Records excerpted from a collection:
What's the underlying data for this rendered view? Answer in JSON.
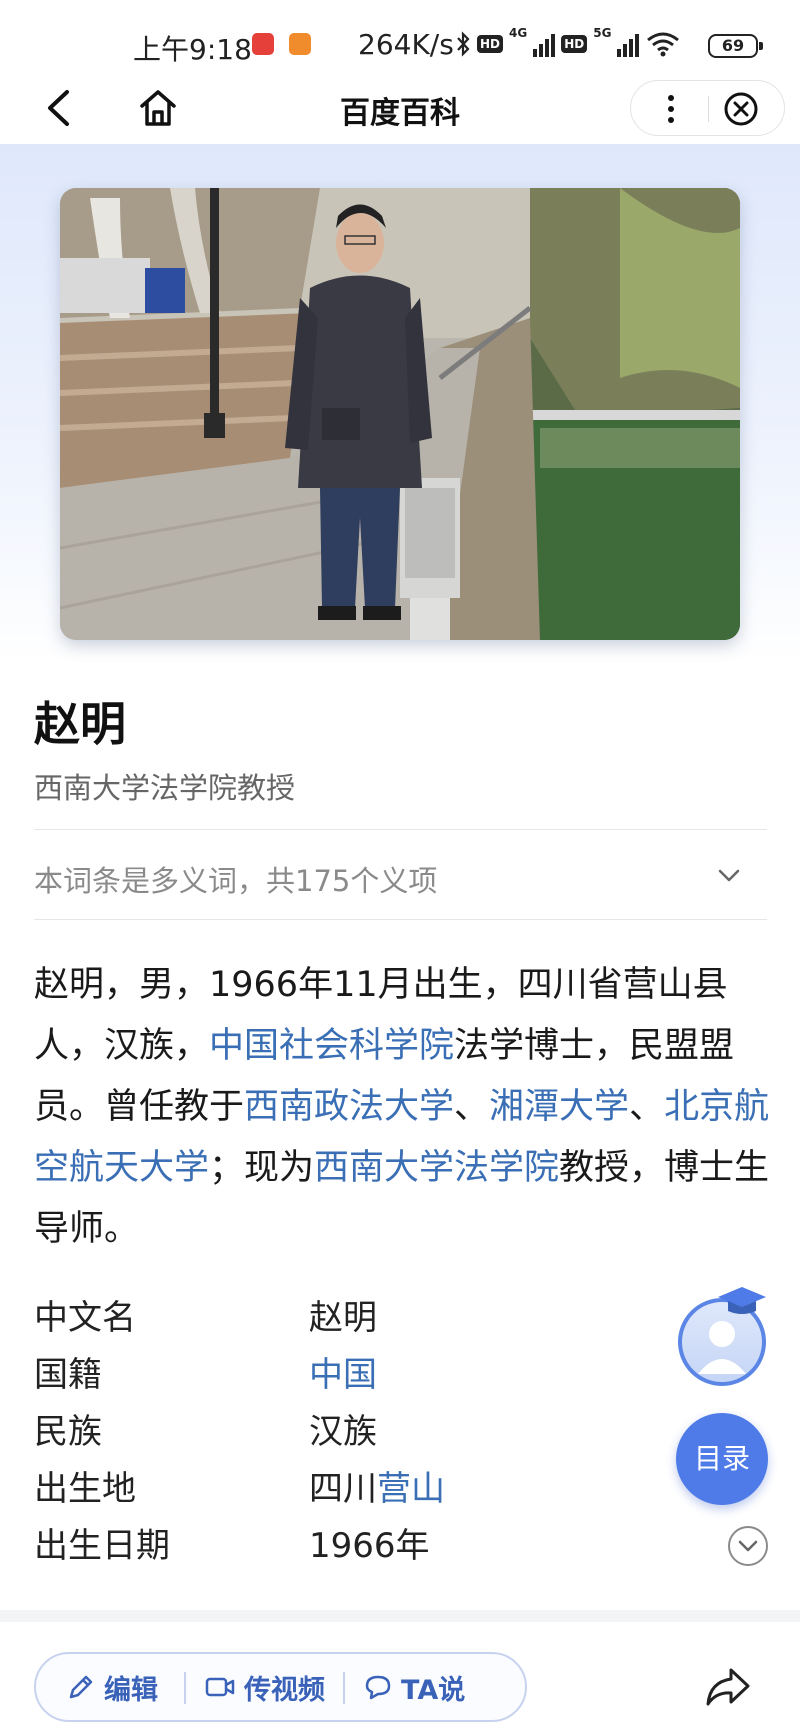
{
  "status": {
    "time": "上午9:18",
    "net_speed": "264K/s",
    "hd_label": "HD",
    "net_4g": "4G",
    "net_5g": "5G",
    "battery": "69"
  },
  "nav": {
    "title": "百度百科"
  },
  "entry": {
    "name": "赵明",
    "subtitle": "西南大学法学院教授",
    "polysemy_note": "本词条是多义词，共175个义项",
    "summary": {
      "p1": "赵明，男，1966年11月出生，四川省营山县人，汉族，",
      "l1": "中国社会科学院",
      "p2": "法学博士，民盟盟员。曾任教于",
      "l2": "西南政法大学",
      "p3": "、",
      "l3": "湘潭大学",
      "p4": "、",
      "l4": "北京航空航天大学",
      "p5": "；现为",
      "l5": "西南大学法学院",
      "p6": "教授，博士生导师。"
    }
  },
  "infobox": [
    {
      "label": "中文名",
      "value": "赵明"
    },
    {
      "label": "国籍",
      "value_link": "中国"
    },
    {
      "label": "民族",
      "value": "汉族"
    },
    {
      "label": "出生地",
      "value": "四川",
      "value_link": "营山"
    },
    {
      "label": "出生日期",
      "value": "1966年"
    }
  ],
  "floating": {
    "toc_label": "目录"
  },
  "bottom_bar": {
    "edit_label": "编辑",
    "video_label": "传视频",
    "ta_label": "TA说"
  },
  "colors": {
    "link": "#3a6fb5",
    "accent": "#4e7be8"
  }
}
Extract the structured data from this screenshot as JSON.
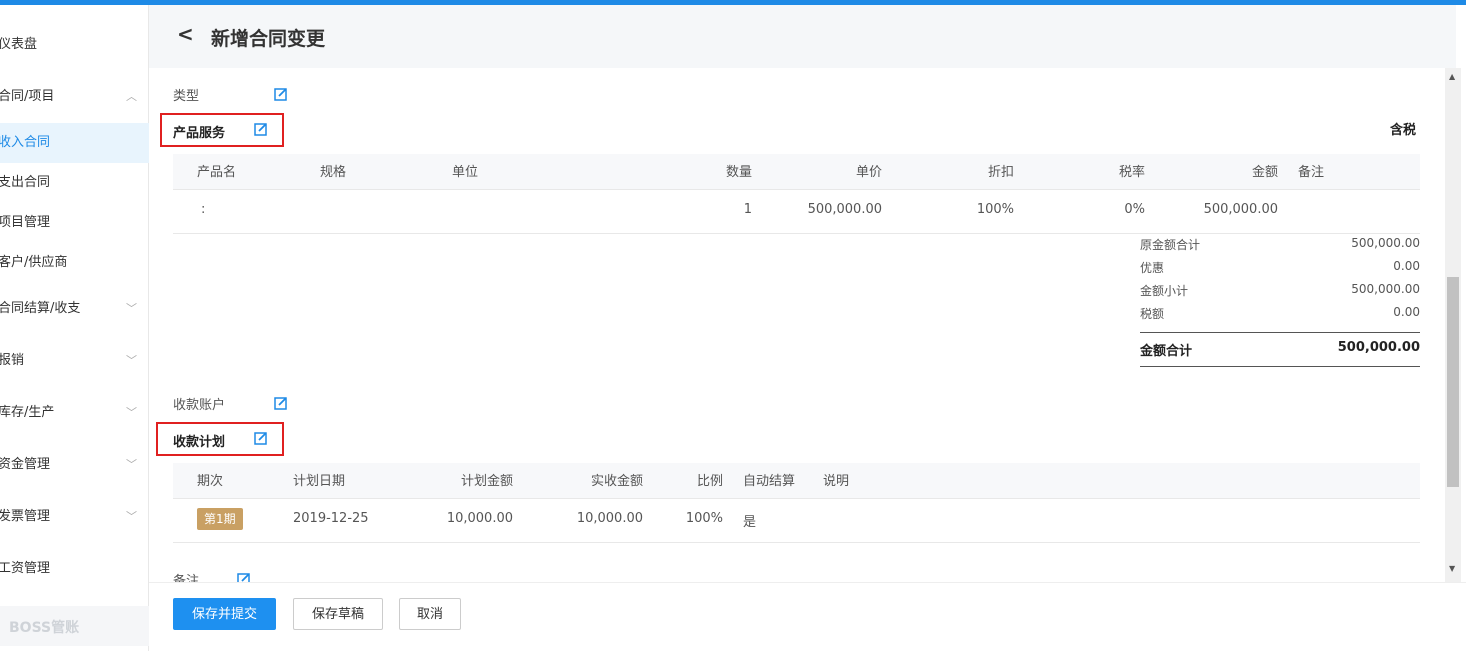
{
  "sidebar": {
    "items": [
      {
        "label": "仪表盘",
        "chevron": ""
      },
      {
        "label": "合同/项目",
        "chevron": "^"
      },
      {
        "label": "收入合同",
        "chevron": ""
      },
      {
        "label": "支出合同",
        "chevron": ""
      },
      {
        "label": "项目管理",
        "chevron": ""
      },
      {
        "label": "客户/供应商",
        "chevron": ""
      },
      {
        "label": "合同结算/收支",
        "chevron": "v"
      },
      {
        "label": "报销",
        "chevron": "v"
      },
      {
        "label": "库存/生产",
        "chevron": "v"
      },
      {
        "label": "资金管理",
        "chevron": "v"
      },
      {
        "label": "发票管理",
        "chevron": "v"
      },
      {
        "label": "工资管理",
        "chevron": ""
      }
    ],
    "footer": "BOSS管账"
  },
  "header": {
    "back": "<",
    "title": "新增合同变更"
  },
  "sections": {
    "type_label": "类型",
    "product_title": "产品服务",
    "tax_label": "含税",
    "account_label": "收款账户",
    "plan_title": "收款计划",
    "remark_label": "备注"
  },
  "product_table": {
    "headers": [
      "产品名",
      "规格",
      "单位",
      "数量",
      "单价",
      "折扣",
      "税率",
      "金额",
      "备注"
    ],
    "row": {
      "name": ":",
      "spec": "",
      "unit": "",
      "qty": "1",
      "price": "500,000.00",
      "discount": "100%",
      "tax": "0%",
      "amount": "500,000.00",
      "remark": ""
    }
  },
  "summary": {
    "items": [
      {
        "label": "原金额合计",
        "value": "500,000.00"
      },
      {
        "label": "优惠",
        "value": "0.00"
      },
      {
        "label": "金额小计",
        "value": "500,000.00"
      },
      {
        "label": "税额",
        "value": "0.00"
      }
    ],
    "total_label": "金额合计",
    "total_value": "500,000.00"
  },
  "plan_table": {
    "headers": [
      "期次",
      "计划日期",
      "计划金额",
      "实收金额",
      "比例",
      "自动结算",
      "说明"
    ],
    "row": {
      "period": "第1期",
      "date": "2019-12-25",
      "planned": "10,000.00",
      "received": "10,000.00",
      "ratio": "100%",
      "auto": "是",
      "note": ""
    }
  },
  "footer": {
    "submit": "保存并提交",
    "draft": "保存草稿",
    "cancel": "取消"
  },
  "colors": {
    "accent": "#1e8ae6",
    "highlight_box": "#e02020",
    "period_tag": "#c9a063"
  }
}
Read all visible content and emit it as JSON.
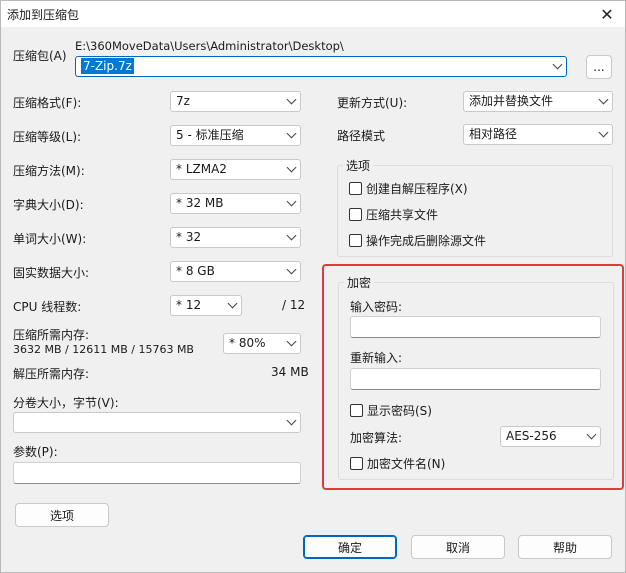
{
  "window": {
    "title": "添加到压缩包",
    "close_glyph": "✕"
  },
  "archive": {
    "label": "压缩包(A)",
    "path": "E:\\360MoveData\\Users\\Administrator\\Desktop\\",
    "filename": "7-Zip.7z",
    "browse_label": "..."
  },
  "left": {
    "format": {
      "label": "压缩格式(F):",
      "value": "7z"
    },
    "level": {
      "label": "压缩等级(L):",
      "value": "5 - 标准压缩"
    },
    "method": {
      "label": "压缩方法(M):",
      "value": "*  LZMA2"
    },
    "dict": {
      "label": "字典大小(D):",
      "value": "*  32 MB"
    },
    "word": {
      "label": "单词大小(W):",
      "value": "*  32"
    },
    "solid": {
      "label": "固实数据大小:",
      "value": "*  8 GB"
    },
    "threads": {
      "label": "CPU 线程数:",
      "value": "*  12",
      "total": "/ 12"
    },
    "mem_comp": {
      "label": "压缩所需内存:",
      "detail": "3632 MB / 12611 MB / 15763 MB",
      "value": "*  80%"
    },
    "mem_decomp": {
      "label": "解压所需内存:",
      "value": "34 MB"
    },
    "volume": {
      "label": "分卷大小，字节(V):",
      "value": ""
    },
    "params": {
      "label": "参数(P):",
      "value": ""
    },
    "options_button": "选项"
  },
  "right": {
    "update": {
      "label": "更新方式(U):",
      "value": "添加并替换文件"
    },
    "pathmode": {
      "label": "路径模式",
      "value": "相对路径"
    },
    "options": {
      "title": "选项",
      "sfx": "创建自解压程序(X)",
      "shared": "压缩共享文件",
      "delete": "操作完成后删除源文件"
    },
    "encryption": {
      "title": "加密",
      "password_label": "输入密码:",
      "reenter_label": "重新输入:",
      "show_password": "显示密码(S)",
      "method_label": "加密算法:",
      "method_value": "AES-256",
      "encrypt_names": "加密文件名(N)"
    }
  },
  "buttons": {
    "ok": "确定",
    "cancel": "取消",
    "help": "帮助"
  },
  "colors": {
    "highlight": "#e0393e",
    "accent": "#0067c0"
  }
}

What is needed: Copy the records above exactly, leaving out every picture.

Output for this task:
What's the underlying data for this rendered view? Answer in JSON.
{
  "status": {
    "time": "上午9:18",
    "net_speed": "264K/s",
    "hd_label": "HD",
    "net_4g": "4G",
    "net_5g": "5G",
    "battery": "69"
  },
  "nav": {
    "title": "百度百科"
  },
  "entry": {
    "name": "赵明",
    "subtitle": "西南大学法学院教授",
    "polysemy_note": "本词条是多义词，共175个义项",
    "summary": {
      "p1": "赵明，男，1966年11月出生，四川省营山县人，汉族，",
      "l1": "中国社会科学院",
      "p2": "法学博士，民盟盟员。曾任教于",
      "l2": "西南政法大学",
      "p3": "、",
      "l3": "湘潭大学",
      "p4": "、",
      "l4": "北京航空航天大学",
      "p5": "；现为",
      "l5": "西南大学法学院",
      "p6": "教授，博士生导师。"
    }
  },
  "infobox": [
    {
      "label": "中文名",
      "value": "赵明"
    },
    {
      "label": "国籍",
      "value_link": "中国"
    },
    {
      "label": "民族",
      "value": "汉族"
    },
    {
      "label": "出生地",
      "value": "四川",
      "value_link": "营山"
    },
    {
      "label": "出生日期",
      "value": "1966年"
    }
  ],
  "floating": {
    "toc_label": "目录"
  },
  "bottom_bar": {
    "edit_label": "编辑",
    "video_label": "传视频",
    "ta_label": "TA说"
  },
  "colors": {
    "link": "#3a6fb5",
    "accent": "#4e7be8"
  }
}
Extract the structured data from this screenshot as JSON.
{
  "sidebar": {
    "items": [
      {
        "label": "仪表盘",
        "chevron": ""
      },
      {
        "label": "合同/项目",
        "chevron": "^"
      },
      {
        "label": "收入合同",
        "chevron": ""
      },
      {
        "label": "支出合同",
        "chevron": ""
      },
      {
        "label": "项目管理",
        "chevron": ""
      },
      {
        "label": "客户/供应商",
        "chevron": ""
      },
      {
        "label": "合同结算/收支",
        "chevron": "v"
      },
      {
        "label": "报销",
        "chevron": "v"
      },
      {
        "label": "库存/生产",
        "chevron": "v"
      },
      {
        "label": "资金管理",
        "chevron": "v"
      },
      {
        "label": "发票管理",
        "chevron": "v"
      },
      {
        "label": "工资管理",
        "chevron": ""
      }
    ],
    "footer": "BOSS管账"
  },
  "header": {
    "back": "<",
    "title": "新增合同变更"
  },
  "sections": {
    "type_label": "类型",
    "product_title": "产品服务",
    "tax_label": "含税",
    "account_label": "收款账户",
    "plan_title": "收款计划",
    "remark_label": "备注"
  },
  "product_table": {
    "headers": [
      "产品名",
      "规格",
      "单位",
      "数量",
      "单价",
      "折扣",
      "税率",
      "金额",
      "备注"
    ],
    "row": {
      "name": ":",
      "spec": "",
      "unit": "",
      "qty": "1",
      "price": "500,000.00",
      "discount": "100%",
      "tax": "0%",
      "amount": "500,000.00",
      "remark": ""
    }
  },
  "summary": {
    "items": [
      {
        "label": "原金额合计",
        "value": "500,000.00"
      },
      {
        "label": "优惠",
        "value": "0.00"
      },
      {
        "label": "金额小计",
        "value": "500,000.00"
      },
      {
        "label": "税额",
        "value": "0.00"
      }
    ],
    "total_label": "金额合计",
    "total_value": "500,000.00"
  },
  "plan_table": {
    "headers": [
      "期次",
      "计划日期",
      "计划金额",
      "实收金额",
      "比例",
      "自动结算",
      "说明"
    ],
    "row": {
      "period": "第1期",
      "date": "2019-12-25",
      "planned": "10,000.00",
      "received": "10,000.00",
      "ratio": "100%",
      "auto": "是",
      "note": ""
    }
  },
  "footer": {
    "submit": "保存并提交",
    "draft": "保存草稿",
    "cancel": "取消"
  },
  "colors": {
    "accent": "#1e8ae6",
    "highlight_box": "#e02020",
    "period_tag": "#c9a063"
  }
}
Read all visible content and emit it as JSON.
{
  "window": {
    "title": "添加到压缩包",
    "close_glyph": "✕"
  },
  "archive": {
    "label": "压缩包(A)",
    "path": "E:\\360MoveData\\Users\\Administrator\\Desktop\\",
    "filename": "7-Zip.7z",
    "browse_label": "..."
  },
  "left": {
    "format": {
      "label": "压缩格式(F):",
      "value": "7z"
    },
    "level": {
      "label": "压缩等级(L):",
      "value": "5 - 标准压缩"
    },
    "method": {
      "label": "压缩方法(M):",
      "value": "*  LZMA2"
    },
    "dict": {
      "label": "字典大小(D):",
      "value": "*  32 MB"
    },
    "word": {
      "label": "单词大小(W):",
      "value": "*  32"
    },
    "solid": {
      "label": "固实数据大小:",
      "value": "*  8 GB"
    },
    "threads": {
      "label": "CPU 线程数:",
      "value": "*  12",
      "total": "/ 12"
    },
    "mem_comp": {
      "label": "压缩所需内存:",
      "detail": "3632 MB / 12611 MB / 15763 MB",
      "value": "*  80%"
    },
    "mem_decomp": {
      "label": "解压所需内存:",
      "value": "34 MB"
    },
    "volume": {
      "label": "分卷大小，字节(V):",
      "value": ""
    },
    "params": {
      "label": "参数(P):",
      "value": ""
    },
    "options_button": "选项"
  },
  "right": {
    "update": {
      "label": "更新方式(U):",
      "value": "添加并替换文件"
    },
    "pathmode": {
      "label": "路径模式",
      "value": "相对路径"
    },
    "options": {
      "title": "选项",
      "sfx": "创建自解压程序(X)",
      "shared": "压缩共享文件",
      "delete": "操作完成后删除源文件"
    },
    "encryption": {
      "title": "加密",
      "password_label": "输入密码:",
      "reenter_label": "重新输入:",
      "show_password": "显示密码(S)",
      "method_label": "加密算法:",
      "method_value": "AES-256",
      "encrypt_names": "加密文件名(N)"
    }
  },
  "buttons": {
    "ok": "确定",
    "cancel": "取消",
    "help": "帮助"
  },
  "colors": {
    "highlight": "#e0393e",
    "accent": "#0067c0"
  }
}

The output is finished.